:: EXERCISE ::
Gather every line below where "type" appears.

:: GIVEN RECORDS ::
>> start

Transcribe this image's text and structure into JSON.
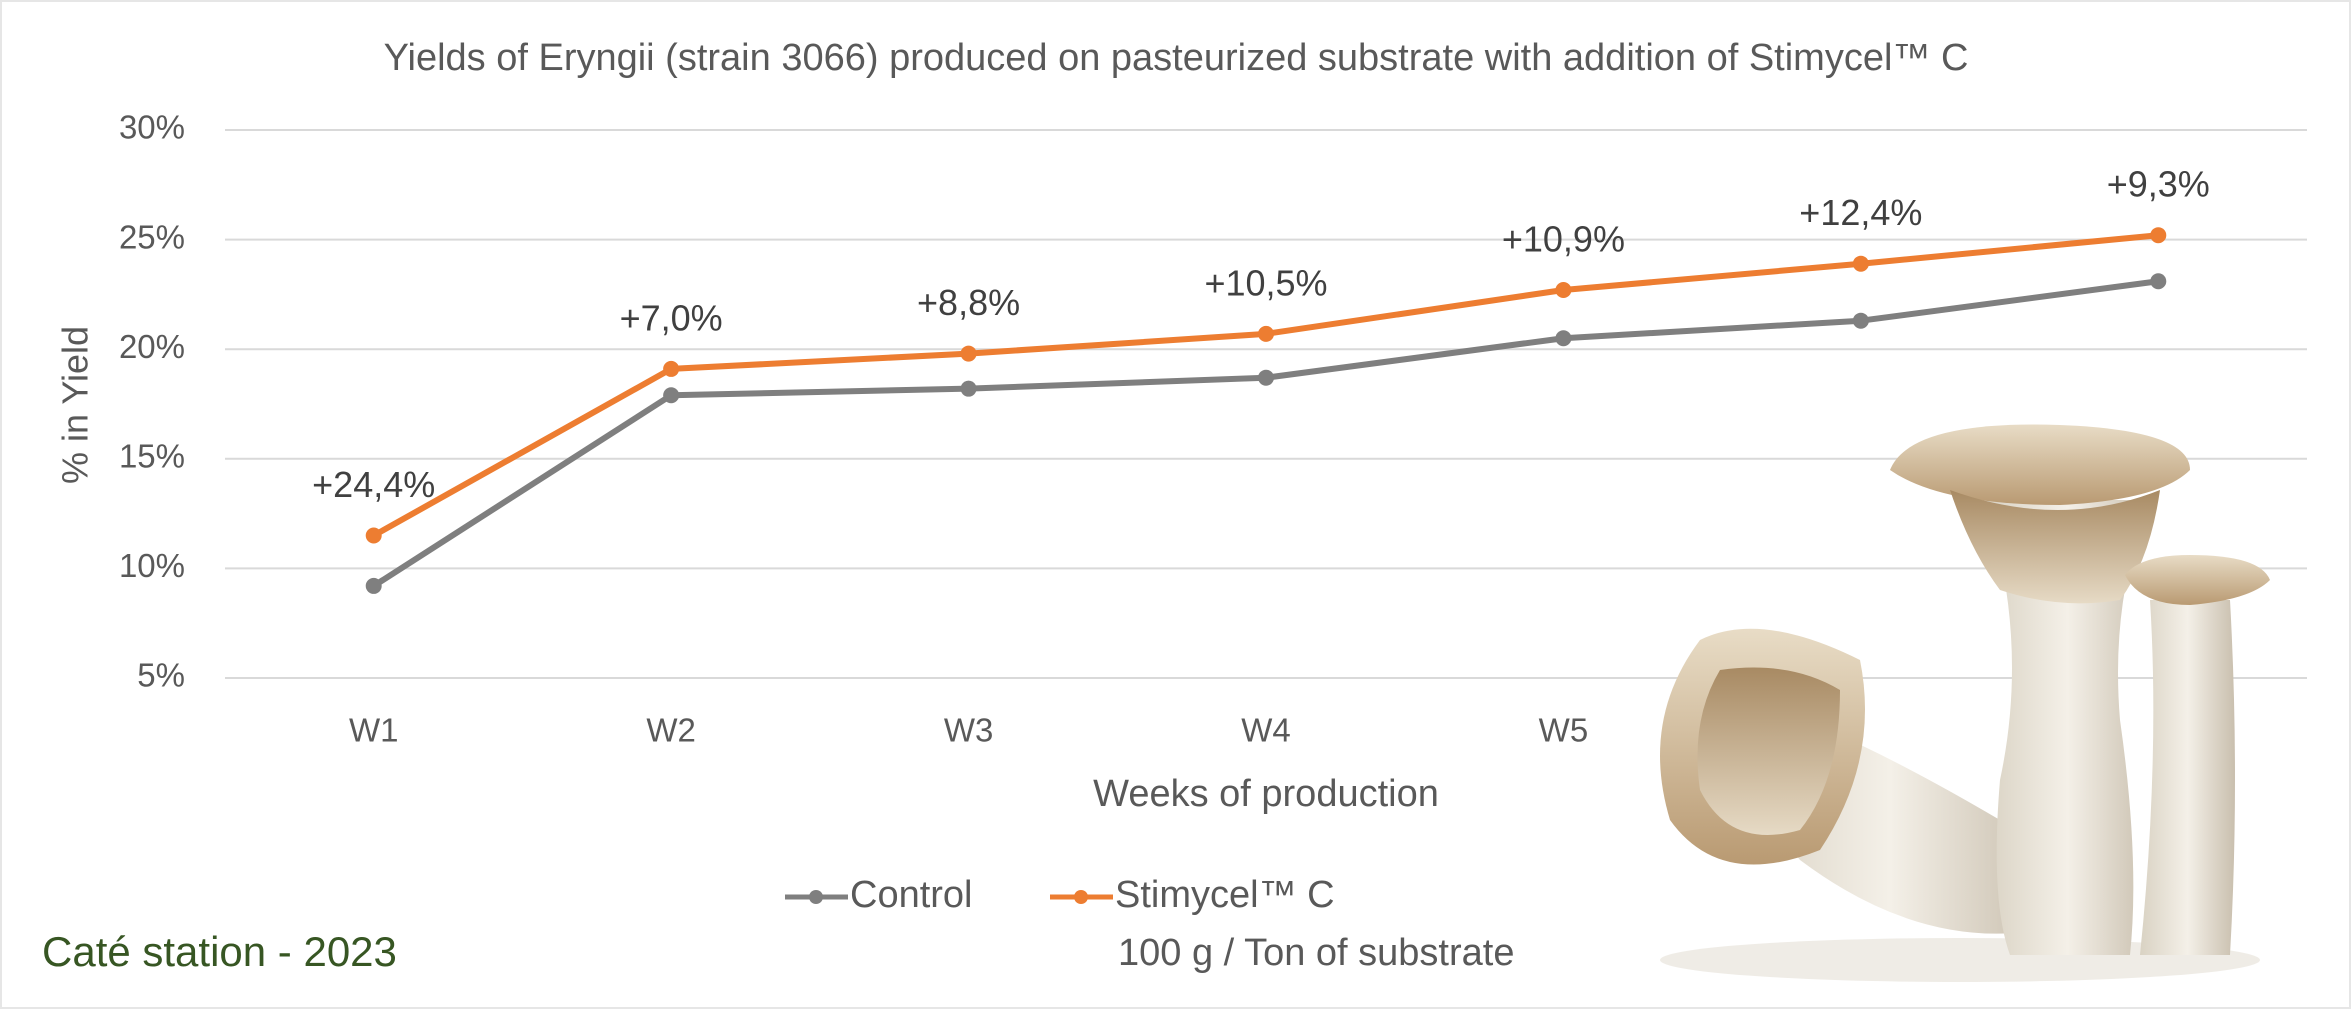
{
  "chart_data": {
    "type": "line",
    "title": "Yields of Eryngii (strain 3066) produced on pasteurized substrate with addition of Stimycel™ C",
    "y_label": "% in Yield",
    "x_label": "Weeks of production",
    "categories": [
      "W1",
      "W2",
      "W3",
      "W4",
      "W5",
      null,
      null
    ],
    "series": [
      {
        "name": "Control",
        "color": "#7f7f7f",
        "values": [
          9.2,
          17.9,
          18.2,
          18.7,
          20.5,
          21.3,
          23.1
        ]
      },
      {
        "name": "Stimycel™ C",
        "color": "#ed7d31",
        "values": [
          11.5,
          19.1,
          19.8,
          20.7,
          22.7,
          23.9,
          25.2
        ],
        "annotations": [
          "+24,4%",
          "+7,0%",
          "+8,8%",
          "+10,5%",
          "+10,9%",
          "+12,4%",
          "+9,3%"
        ]
      }
    ],
    "ylim": [
      5,
      30
    ],
    "yticks": [
      {
        "value": 5,
        "label": "5%"
      },
      {
        "value": 10,
        "label": "10%"
      },
      {
        "value": 15,
        "label": "15%"
      },
      {
        "value": 20,
        "label": "20%"
      },
      {
        "value": 25,
        "label": "25%"
      },
      {
        "value": 30,
        "label": "30%"
      }
    ],
    "grid": true,
    "legend_position": "bottom",
    "legend_note": "100 g / Ton of substrate",
    "source": "Caté station - 2023"
  }
}
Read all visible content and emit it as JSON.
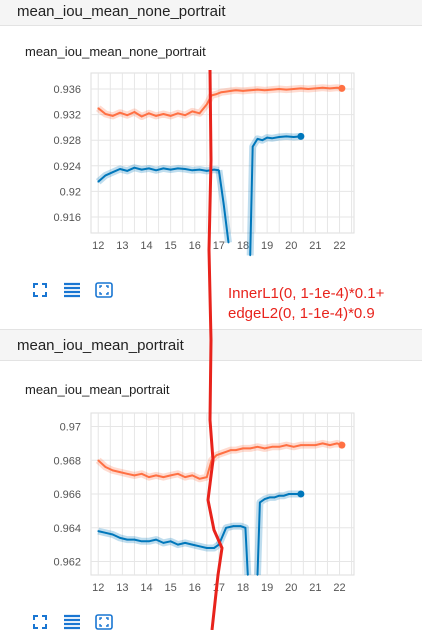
{
  "sections": [
    {
      "header": "mean_iou_mean_none_portrait"
    },
    {
      "header": "mean_iou_mean_portrait"
    }
  ],
  "annotation": {
    "line1": "InnerL1(0, 1-1e-4)*0.1+",
    "line2": "edgeL2(0, 1-1e-4)*0.9",
    "color": "#e8231c"
  },
  "toolbar_icons": [
    "fit-domain-icon",
    "data-table-icon",
    "expand-icon"
  ],
  "chart_data": [
    {
      "type": "line",
      "title": "mean_iou_mean_none_portrait",
      "xlabel": "",
      "ylabel": "",
      "xlim": [
        11.7,
        22.6
      ],
      "ylim": [
        0.9135,
        0.9385
      ],
      "x_ticks": [
        12,
        13,
        14,
        15,
        16,
        17,
        18,
        19,
        20,
        21,
        22
      ],
      "y_ticks": [
        0.916,
        0.92,
        0.924,
        0.928,
        0.932,
        0.936
      ],
      "y_tick_labels": [
        "0.916",
        "0.92",
        "0.924",
        "0.928",
        "0.932",
        "0.936"
      ],
      "grid": true,
      "series": [
        {
          "color": "#ff7043",
          "segments": [
            {
              "x": [
                12.0,
                12.3,
                12.6,
                12.9,
                13.2,
                13.5,
                13.8,
                14.1,
                14.4,
                14.7,
                15.0,
                15.3,
                15.6,
                15.9,
                16.2,
                16.5,
                16.7,
                16.9,
                17.1,
                17.3,
                17.5,
                17.7,
                18.0,
                18.3,
                18.6,
                18.9,
                19.2,
                19.5,
                19.8,
                20.1,
                20.4,
                20.7,
                21.0,
                21.3,
                21.6,
                21.9,
                22.1
              ],
              "y": [
                0.933,
                0.9321,
                0.9318,
                0.9323,
                0.9319,
                0.9324,
                0.9317,
                0.9322,
                0.9318,
                0.9321,
                0.9318,
                0.9322,
                0.9319,
                0.9325,
                0.9322,
                0.9336,
                0.935,
                0.9352,
                0.9355,
                0.9356,
                0.9357,
                0.9358,
                0.9357,
                0.9358,
                0.9359,
                0.9358,
                0.9359,
                0.936,
                0.9359,
                0.936,
                0.9361,
                0.936,
                0.9361,
                0.9362,
                0.9361,
                0.9362,
                0.9361
              ]
            }
          ]
        },
        {
          "color": "#0077bb",
          "segments": [
            {
              "x": [
                12.0,
                12.3,
                12.6,
                12.9,
                13.2,
                13.5,
                13.8,
                14.1,
                14.4,
                14.7,
                15.0,
                15.3,
                15.6,
                15.9,
                16.2,
                16.5,
                16.8,
                17.0
              ],
              "y": [
                0.9215,
                0.9225,
                0.923,
                0.9235,
                0.9232,
                0.9237,
                0.9234,
                0.9236,
                0.9233,
                0.9236,
                0.9234,
                0.9236,
                0.9235,
                0.9233,
                0.9234,
                0.9232,
                0.9234,
                0.9233
              ]
            },
            {
              "x": [
                17.0,
                17.2,
                17.4
              ],
              "y": [
                0.9233,
                0.918,
                0.912
              ]
            },
            {
              "x": [
                18.3,
                18.4,
                18.6,
                18.8,
                19.0,
                19.2,
                19.5,
                19.8,
                20.1,
                20.4
              ],
              "y": [
                0.91,
                0.927,
                0.9282,
                0.928,
                0.9284,
                0.9283,
                0.9285,
                0.9286,
                0.9285,
                0.9286
              ]
            }
          ]
        }
      ]
    },
    {
      "type": "line",
      "title": "mean_iou_mean_portrait",
      "xlabel": "",
      "ylabel": "",
      "xlim": [
        11.7,
        22.6
      ],
      "ylim": [
        0.9612,
        0.9708
      ],
      "x_ticks": [
        12,
        13,
        14,
        15,
        16,
        17,
        18,
        19,
        20,
        21,
        22
      ],
      "y_ticks": [
        0.962,
        0.964,
        0.966,
        0.968,
        0.97
      ],
      "y_tick_labels": [
        "0.962",
        "0.964",
        "0.966",
        "0.968",
        "0.97"
      ],
      "grid": true,
      "series": [
        {
          "color": "#ff7043",
          "segments": [
            {
              "x": [
                12.0,
                12.3,
                12.6,
                12.9,
                13.2,
                13.5,
                13.8,
                14.1,
                14.4,
                14.7,
                15.0,
                15.3,
                15.6,
                15.9,
                16.2,
                16.5,
                16.7,
                16.9,
                17.1,
                17.3,
                17.5,
                17.7,
                18.0,
                18.3,
                18.6,
                18.9,
                19.2,
                19.5,
                19.8,
                20.1,
                20.4,
                20.7,
                21.0,
                21.3,
                21.6,
                21.9,
                22.1
              ],
              "y": [
                0.968,
                0.9676,
                0.9674,
                0.9673,
                0.9672,
                0.9671,
                0.9672,
                0.967,
                0.9671,
                0.967,
                0.9671,
                0.9672,
                0.967,
                0.9671,
                0.9669,
                0.967,
                0.968,
                0.9683,
                0.9684,
                0.9685,
                0.9686,
                0.9686,
                0.9687,
                0.9687,
                0.9688,
                0.9687,
                0.9688,
                0.9688,
                0.9689,
                0.9688,
                0.9689,
                0.9689,
                0.9689,
                0.969,
                0.9689,
                0.969,
                0.9689
              ]
            }
          ]
        },
        {
          "color": "#0077bb",
          "segments": [
            {
              "x": [
                12.0,
                12.3,
                12.6,
                12.9,
                13.2,
                13.5,
                13.8,
                14.1,
                14.4,
                14.7,
                15.0,
                15.3,
                15.6,
                15.9,
                16.2,
                16.5,
                16.8,
                17.0
              ],
              "y": [
                0.9638,
                0.9637,
                0.9636,
                0.9634,
                0.9633,
                0.9633,
                0.9632,
                0.9632,
                0.9633,
                0.9631,
                0.9632,
                0.963,
                0.9631,
                0.963,
                0.9629,
                0.9628,
                0.9628,
                0.963
              ]
            },
            {
              "x": [
                17.0,
                17.3,
                17.6,
                17.9,
                18.1,
                18.2
              ],
              "y": [
                0.963,
                0.964,
                0.9641,
                0.9641,
                0.964,
                0.9612
              ]
            },
            {
              "x": [
                18.6,
                18.7,
                18.9,
                19.1,
                19.3,
                19.5,
                19.7,
                19.9,
                20.1,
                20.4
              ],
              "y": [
                0.9612,
                0.9655,
                0.9657,
                0.9658,
                0.9658,
                0.9659,
                0.9659,
                0.966,
                0.966,
                0.966
              ]
            }
          ]
        }
      ]
    }
  ]
}
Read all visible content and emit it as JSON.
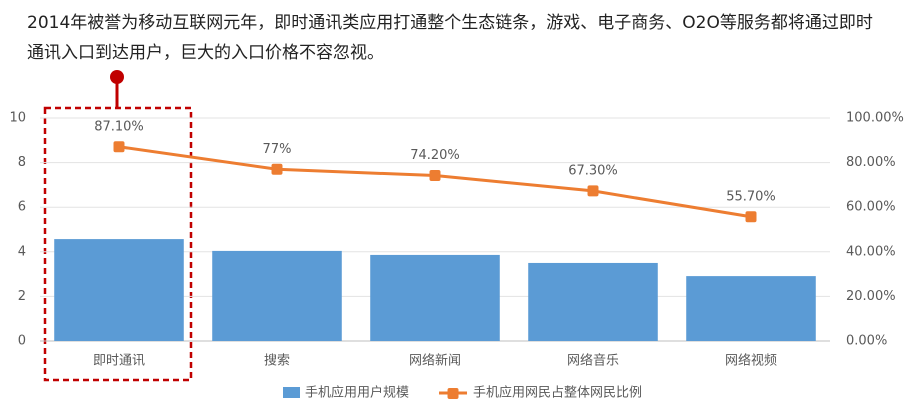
{
  "intro": "2014年被誉为移动互联网元年，即时通讯类应用打通整个生态链条，游戏、电子商务、O2O等服务都将通过即时通讯入口到达用户，巨大的入口价格不容忽视。",
  "chart_data": {
    "type": "combo",
    "categories": [
      "即时通讯",
      "搜索",
      "网络新闻",
      "网络音乐",
      "网络视频"
    ],
    "series": [
      {
        "name": "手机应用用户规模",
        "type": "bar",
        "color": "#5b9bd5",
        "values": [
          4.57,
          4.04,
          3.86,
          3.5,
          2.91
        ]
      },
      {
        "name": "手机应用网民占整体网民比例",
        "type": "line",
        "axis": "y2",
        "color": "#ed7d31",
        "values": [
          87.1,
          77,
          74.2,
          67.3,
          55.7
        ],
        "value_labels": [
          "87.10%",
          "77%",
          "74.20%",
          "67.30%",
          "55.70%"
        ]
      }
    ],
    "ylim": [
      0,
      10
    ],
    "yticks": [
      0,
      2,
      4,
      6,
      8,
      10
    ],
    "y2lim": [
      0,
      100
    ],
    "y2ticks": [
      {
        "value": 0,
        "label": "0.00%"
      },
      {
        "value": 20,
        "label": "20.00%"
      },
      {
        "value": 40,
        "label": "40.00%"
      },
      {
        "value": 60,
        "label": "60.00%"
      },
      {
        "value": 80,
        "label": "80.00%"
      },
      {
        "value": 100,
        "label": "100.00%"
      }
    ],
    "grid": true,
    "legend": "bottom"
  }
}
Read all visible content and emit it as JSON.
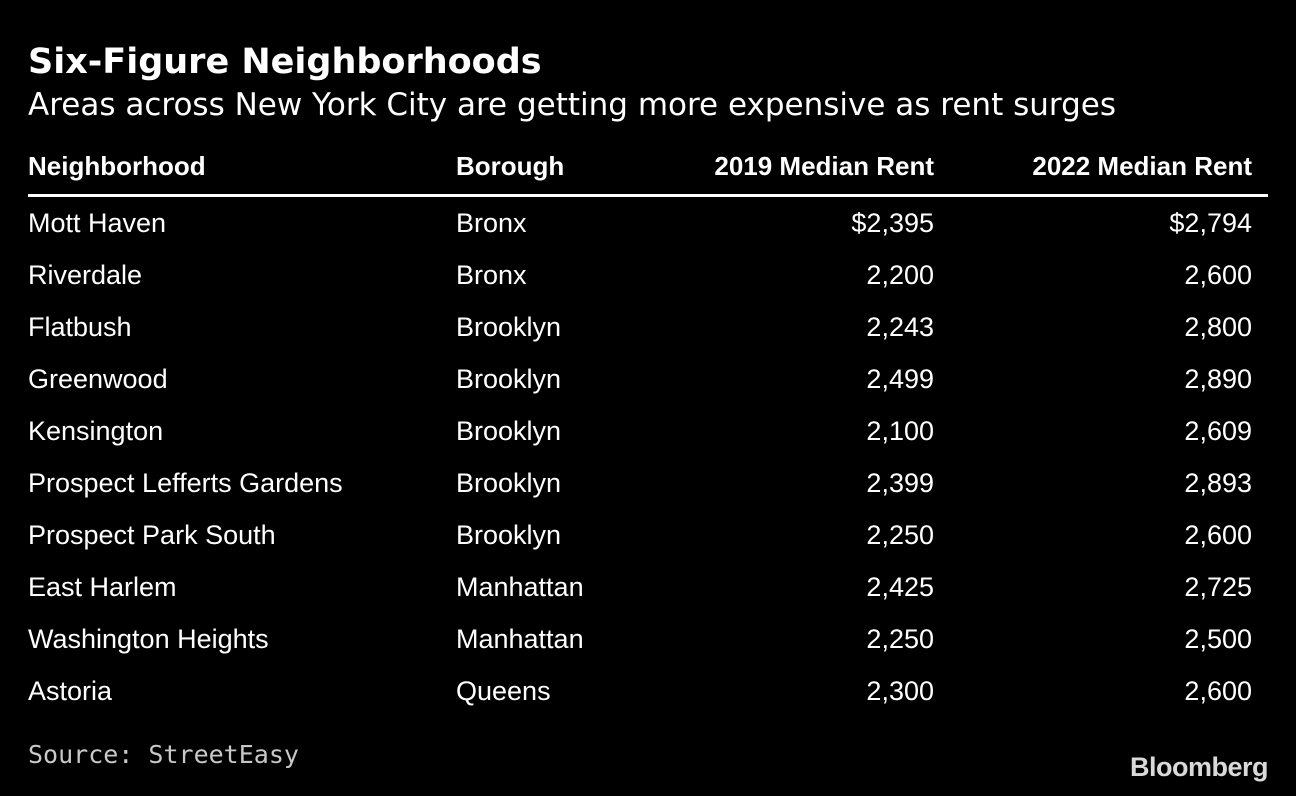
{
  "chart_data": {
    "type": "table",
    "title": "Six-Figure Neighborhoods",
    "subtitle": "Areas across New York City are getting more expensive as rent surges",
    "columns": [
      "Neighborhood",
      "Borough",
      "2019 Median Rent",
      "2022 Median Rent"
    ],
    "rows": [
      [
        "Mott Haven",
        "Bronx",
        "$2,395",
        "$2,794"
      ],
      [
        "Riverdale",
        "Bronx",
        "2,200",
        "2,600"
      ],
      [
        "Flatbush",
        "Brooklyn",
        "2,243",
        "2,800"
      ],
      [
        "Greenwood",
        "Brooklyn",
        "2,499",
        "2,890"
      ],
      [
        "Kensington",
        "Brooklyn",
        "2,100",
        "2,609"
      ],
      [
        "Prospect Lefferts Gardens",
        "Brooklyn",
        "2,399",
        "2,893"
      ],
      [
        "Prospect Park South",
        "Brooklyn",
        "2,250",
        "2,600"
      ],
      [
        "East Harlem",
        "Manhattan",
        "2,425",
        "2,725"
      ],
      [
        "Washington Heights",
        "Manhattan",
        "2,250",
        "2,500"
      ],
      [
        "Astoria",
        "Queens",
        "2,300",
        "2,600"
      ]
    ],
    "source": "Source: StreetEasy"
  },
  "branding": {
    "logo_text": "Bloomberg"
  },
  "colors": {
    "background": "#000000",
    "text": "#ffffff",
    "muted": "#c8c8c8"
  }
}
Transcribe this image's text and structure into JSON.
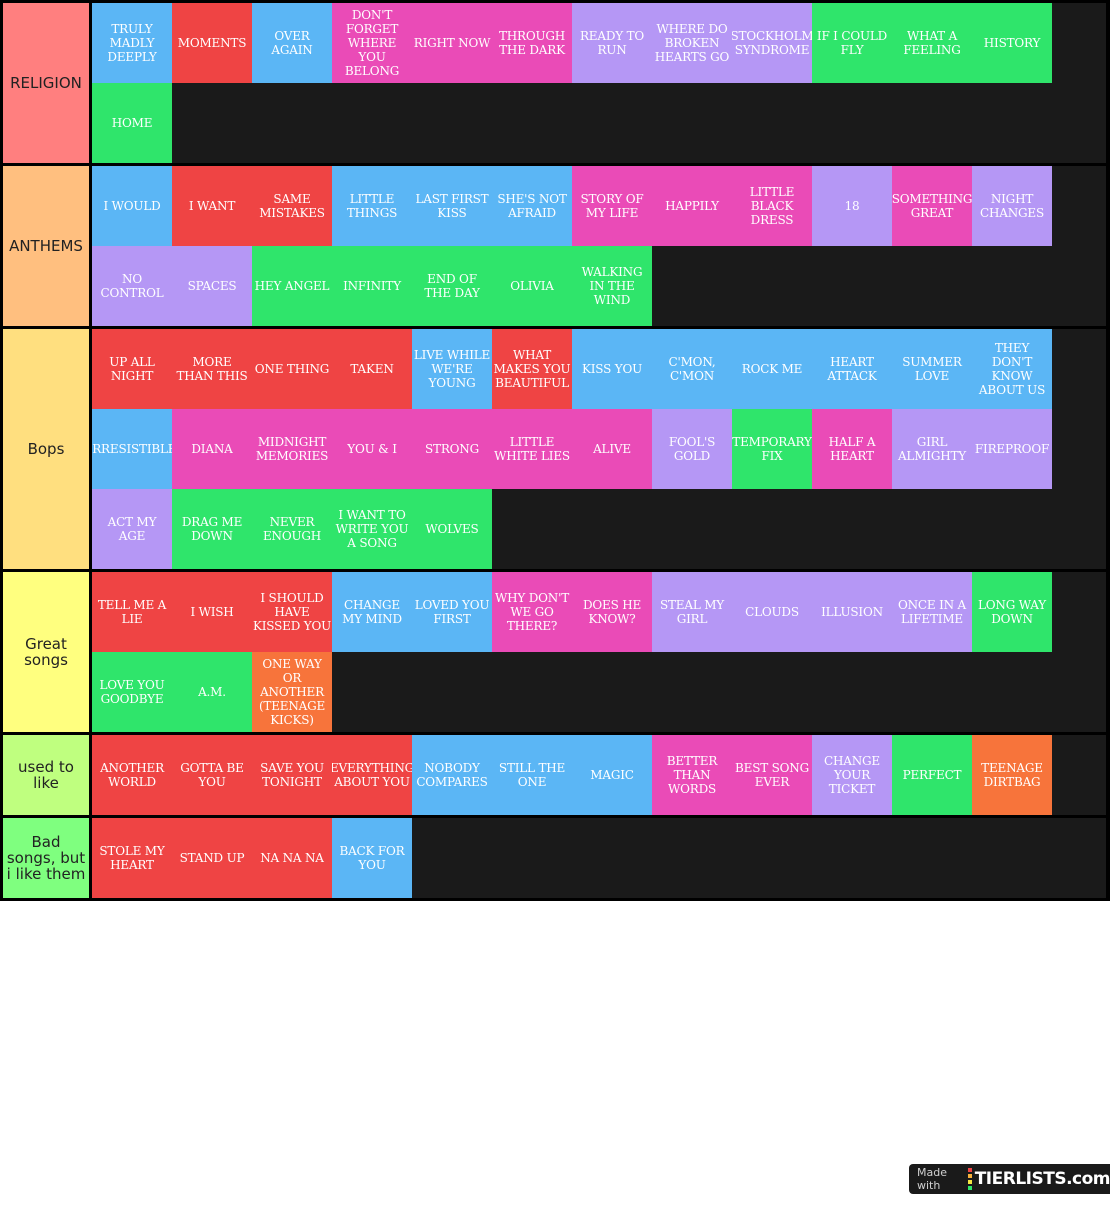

>> end

:: WORKED ANSWER ::
    "type": "line",
      "type": "line",
      "type": "line",
    "type": "combo",
        "type": "bar",
        "type": "line",
    "type": "table",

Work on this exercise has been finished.